EXCERPTED DATA section start

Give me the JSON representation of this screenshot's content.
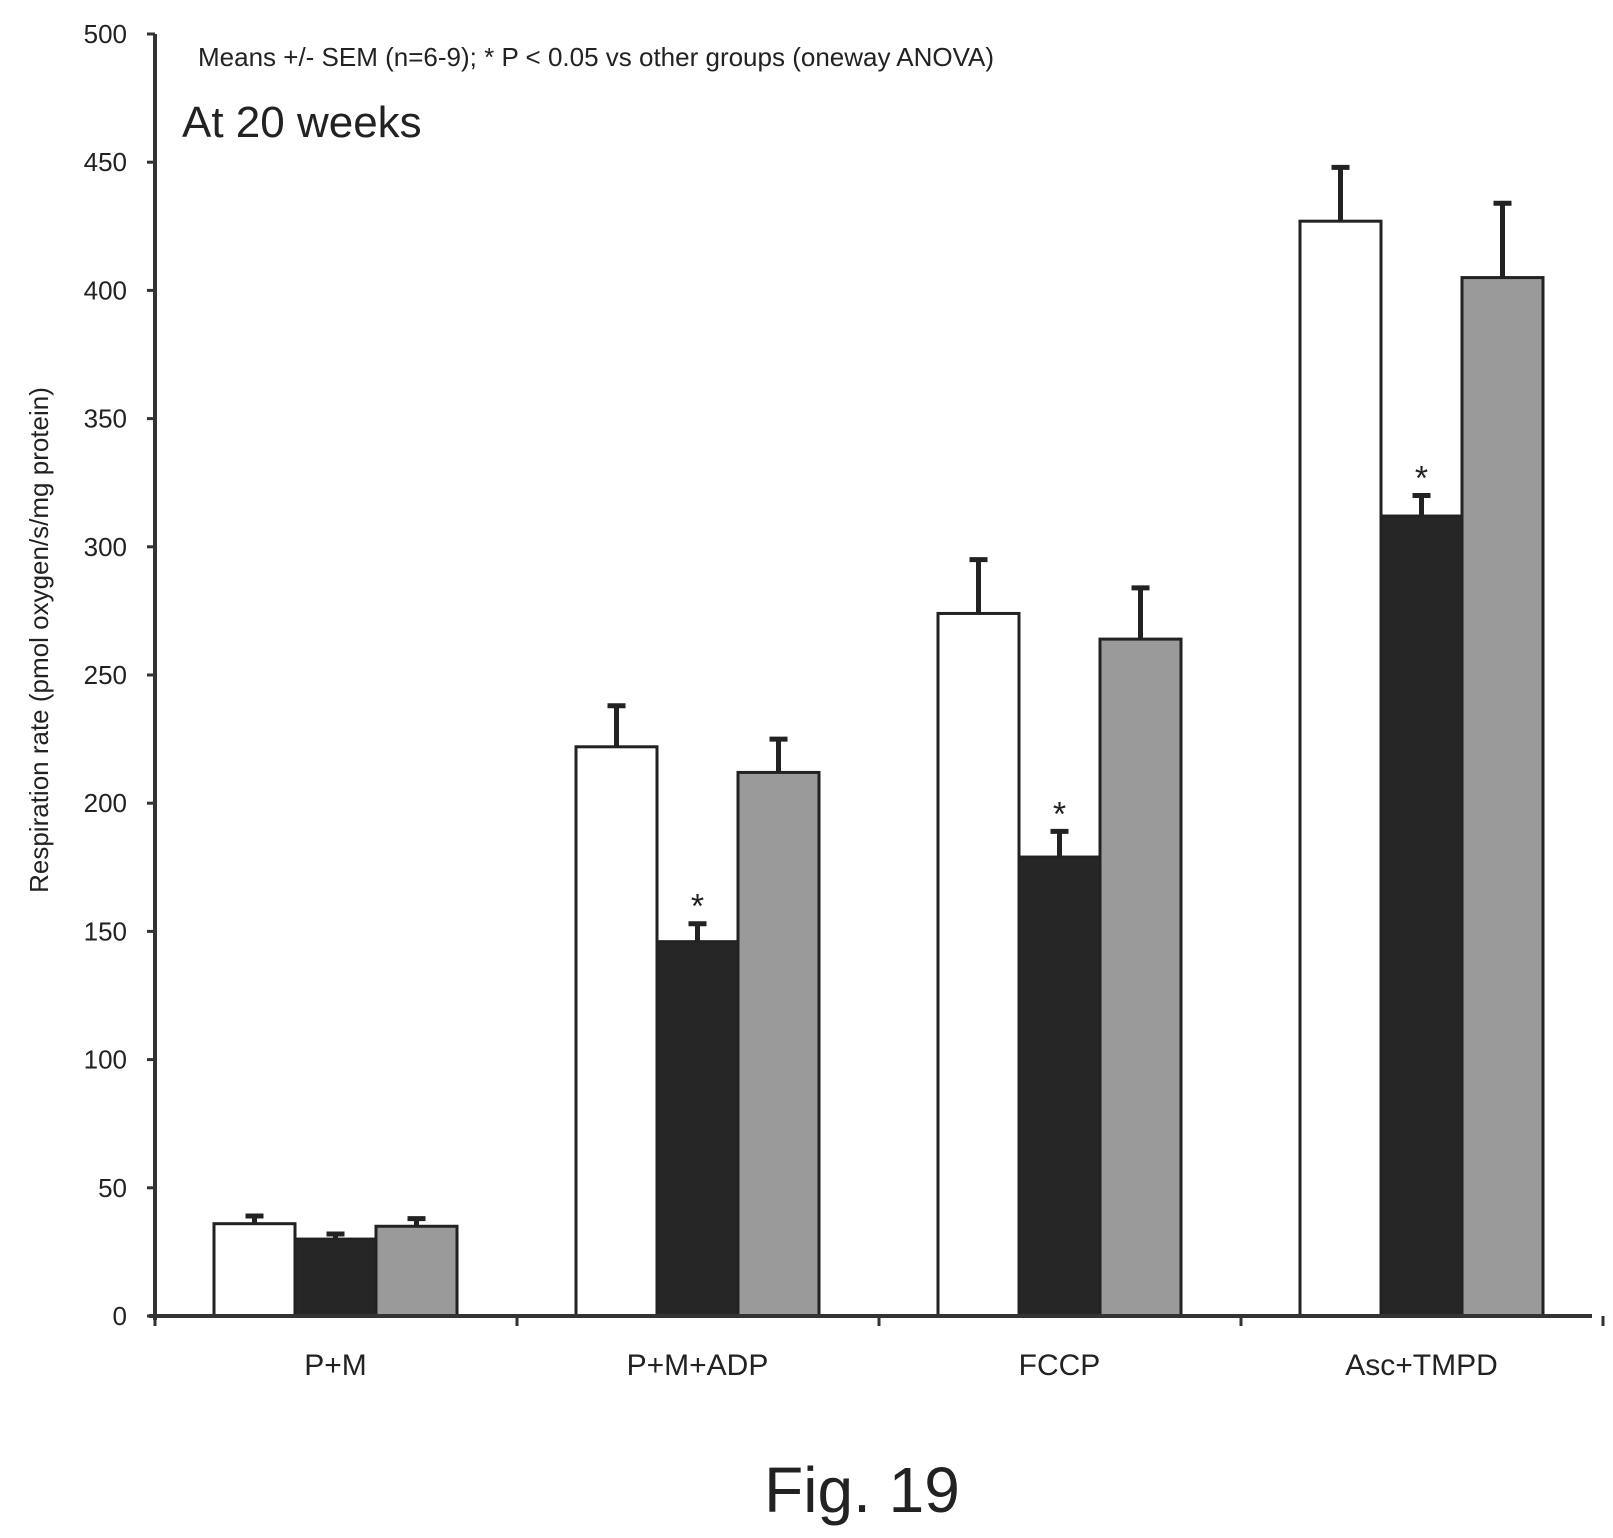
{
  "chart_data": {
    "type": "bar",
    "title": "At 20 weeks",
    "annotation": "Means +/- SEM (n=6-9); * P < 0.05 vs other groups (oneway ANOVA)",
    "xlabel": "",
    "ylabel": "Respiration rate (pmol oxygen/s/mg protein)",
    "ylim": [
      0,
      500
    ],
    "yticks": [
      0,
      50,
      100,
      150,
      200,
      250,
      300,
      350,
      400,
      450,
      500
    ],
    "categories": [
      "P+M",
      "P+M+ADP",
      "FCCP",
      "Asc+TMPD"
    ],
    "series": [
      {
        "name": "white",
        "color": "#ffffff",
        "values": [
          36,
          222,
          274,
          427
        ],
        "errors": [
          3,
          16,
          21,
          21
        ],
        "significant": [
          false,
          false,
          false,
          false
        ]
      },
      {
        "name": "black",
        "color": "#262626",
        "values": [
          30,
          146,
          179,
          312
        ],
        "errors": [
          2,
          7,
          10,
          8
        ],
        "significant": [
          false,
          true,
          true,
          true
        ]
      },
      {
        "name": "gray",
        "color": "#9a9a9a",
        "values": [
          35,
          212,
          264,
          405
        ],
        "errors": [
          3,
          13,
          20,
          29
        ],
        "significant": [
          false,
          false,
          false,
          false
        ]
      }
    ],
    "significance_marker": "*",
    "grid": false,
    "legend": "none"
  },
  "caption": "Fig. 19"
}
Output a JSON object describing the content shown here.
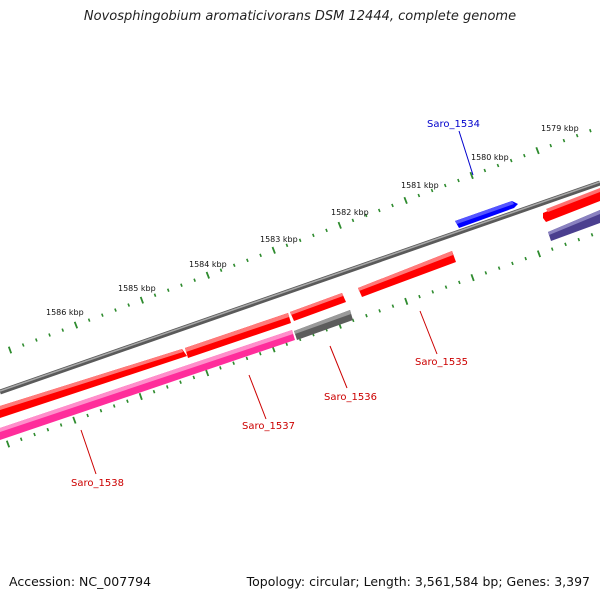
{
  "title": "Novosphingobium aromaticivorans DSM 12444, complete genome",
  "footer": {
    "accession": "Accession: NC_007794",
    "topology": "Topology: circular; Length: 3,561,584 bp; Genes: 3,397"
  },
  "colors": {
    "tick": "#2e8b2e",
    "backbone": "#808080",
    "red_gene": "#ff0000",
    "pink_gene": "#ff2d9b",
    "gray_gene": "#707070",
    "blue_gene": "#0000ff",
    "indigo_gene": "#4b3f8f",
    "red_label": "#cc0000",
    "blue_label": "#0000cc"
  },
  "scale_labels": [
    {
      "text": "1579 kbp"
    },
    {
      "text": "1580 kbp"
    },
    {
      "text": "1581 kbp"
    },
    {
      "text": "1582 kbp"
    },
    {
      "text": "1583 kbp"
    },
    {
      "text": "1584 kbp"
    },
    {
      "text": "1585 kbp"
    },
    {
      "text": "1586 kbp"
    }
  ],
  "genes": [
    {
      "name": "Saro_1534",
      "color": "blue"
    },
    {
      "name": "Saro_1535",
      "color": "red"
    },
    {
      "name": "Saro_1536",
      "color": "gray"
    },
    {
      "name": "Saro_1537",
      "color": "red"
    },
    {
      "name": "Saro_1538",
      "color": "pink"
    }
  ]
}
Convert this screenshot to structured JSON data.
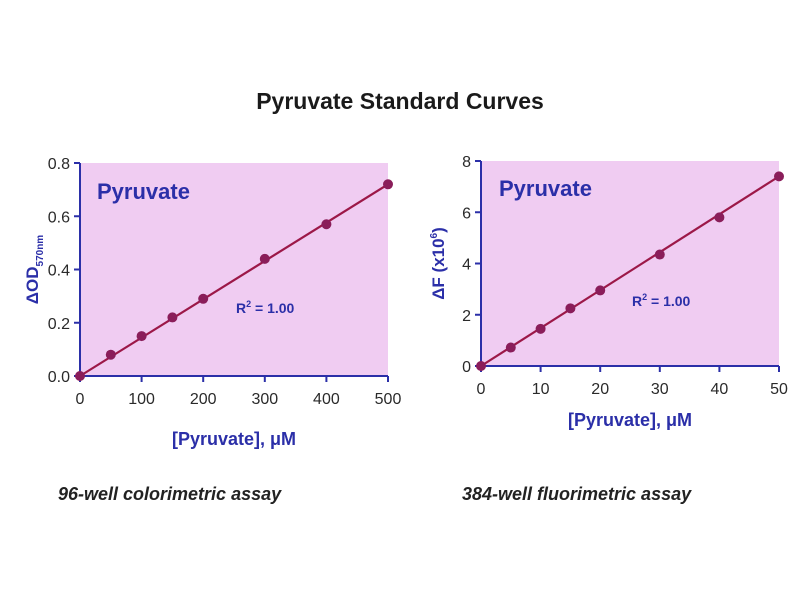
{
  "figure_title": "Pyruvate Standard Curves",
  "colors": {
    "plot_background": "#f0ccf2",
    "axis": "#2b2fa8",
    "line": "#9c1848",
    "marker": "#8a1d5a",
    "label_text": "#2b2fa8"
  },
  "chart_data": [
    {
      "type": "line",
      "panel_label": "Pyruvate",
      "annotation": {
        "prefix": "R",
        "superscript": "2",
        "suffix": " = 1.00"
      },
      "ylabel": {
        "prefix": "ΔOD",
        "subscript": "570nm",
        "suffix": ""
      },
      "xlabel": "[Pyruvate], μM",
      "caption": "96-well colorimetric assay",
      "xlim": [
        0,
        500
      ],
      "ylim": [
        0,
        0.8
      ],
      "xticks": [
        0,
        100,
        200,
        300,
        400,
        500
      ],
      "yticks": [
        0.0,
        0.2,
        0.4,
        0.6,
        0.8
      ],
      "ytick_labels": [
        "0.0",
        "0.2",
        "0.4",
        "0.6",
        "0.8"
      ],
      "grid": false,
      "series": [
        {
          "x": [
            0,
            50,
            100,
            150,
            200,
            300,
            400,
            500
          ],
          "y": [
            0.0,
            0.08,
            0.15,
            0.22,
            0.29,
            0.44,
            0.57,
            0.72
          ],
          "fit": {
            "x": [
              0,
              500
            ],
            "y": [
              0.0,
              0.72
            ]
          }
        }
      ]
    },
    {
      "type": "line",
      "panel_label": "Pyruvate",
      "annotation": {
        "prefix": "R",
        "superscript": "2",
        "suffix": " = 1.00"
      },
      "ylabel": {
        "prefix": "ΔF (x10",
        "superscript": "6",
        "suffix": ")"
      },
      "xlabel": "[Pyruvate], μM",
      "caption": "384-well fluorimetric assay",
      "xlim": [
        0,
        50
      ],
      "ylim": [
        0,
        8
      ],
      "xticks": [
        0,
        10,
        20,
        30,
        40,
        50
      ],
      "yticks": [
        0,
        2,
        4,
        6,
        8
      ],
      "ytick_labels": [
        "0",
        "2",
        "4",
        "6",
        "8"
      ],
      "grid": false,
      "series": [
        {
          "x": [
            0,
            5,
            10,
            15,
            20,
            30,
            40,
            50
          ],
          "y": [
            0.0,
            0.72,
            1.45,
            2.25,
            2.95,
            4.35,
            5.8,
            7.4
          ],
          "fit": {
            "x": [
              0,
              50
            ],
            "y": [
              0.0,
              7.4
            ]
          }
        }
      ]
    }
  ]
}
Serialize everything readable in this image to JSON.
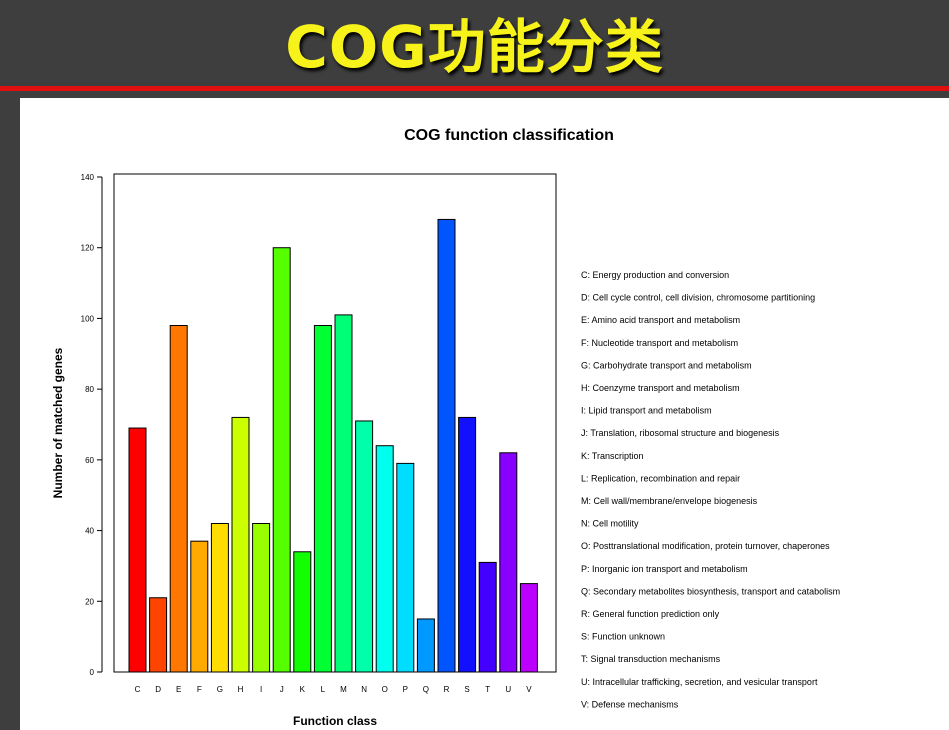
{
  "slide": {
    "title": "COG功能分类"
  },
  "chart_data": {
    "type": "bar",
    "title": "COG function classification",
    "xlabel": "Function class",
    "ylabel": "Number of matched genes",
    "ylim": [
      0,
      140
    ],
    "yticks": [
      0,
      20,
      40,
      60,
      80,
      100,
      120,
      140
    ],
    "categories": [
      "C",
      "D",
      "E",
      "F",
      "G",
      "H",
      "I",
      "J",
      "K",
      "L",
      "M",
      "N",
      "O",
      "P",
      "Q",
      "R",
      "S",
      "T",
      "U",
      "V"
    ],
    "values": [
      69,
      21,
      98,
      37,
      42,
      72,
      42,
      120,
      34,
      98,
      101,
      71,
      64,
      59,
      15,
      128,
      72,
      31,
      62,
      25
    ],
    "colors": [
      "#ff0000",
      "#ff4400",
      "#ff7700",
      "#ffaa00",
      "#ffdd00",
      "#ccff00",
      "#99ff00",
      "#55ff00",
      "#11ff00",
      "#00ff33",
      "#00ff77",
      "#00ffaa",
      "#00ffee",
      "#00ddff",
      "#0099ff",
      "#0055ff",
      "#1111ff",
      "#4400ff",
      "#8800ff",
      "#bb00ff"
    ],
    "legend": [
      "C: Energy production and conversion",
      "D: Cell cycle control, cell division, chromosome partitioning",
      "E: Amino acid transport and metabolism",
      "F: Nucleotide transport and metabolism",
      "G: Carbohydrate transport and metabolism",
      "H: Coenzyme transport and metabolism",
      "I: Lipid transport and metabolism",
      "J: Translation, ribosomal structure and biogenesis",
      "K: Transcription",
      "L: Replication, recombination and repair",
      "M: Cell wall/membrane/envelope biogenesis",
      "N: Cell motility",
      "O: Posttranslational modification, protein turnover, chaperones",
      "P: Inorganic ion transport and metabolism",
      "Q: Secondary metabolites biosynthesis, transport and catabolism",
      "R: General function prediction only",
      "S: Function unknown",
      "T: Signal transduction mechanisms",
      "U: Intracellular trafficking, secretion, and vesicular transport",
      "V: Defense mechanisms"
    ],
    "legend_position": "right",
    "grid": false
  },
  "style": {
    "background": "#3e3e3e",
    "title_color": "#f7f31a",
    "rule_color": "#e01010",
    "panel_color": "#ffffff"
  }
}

EXCERPTED DATA section end

PROBLEM STATEMENT —
Each line of the entries above that contains "content" is to be copied.

EXERCISE OUTPUT —
Give me the JSON representation of this screenshot's content.
Output a JSON object describing the content shown here.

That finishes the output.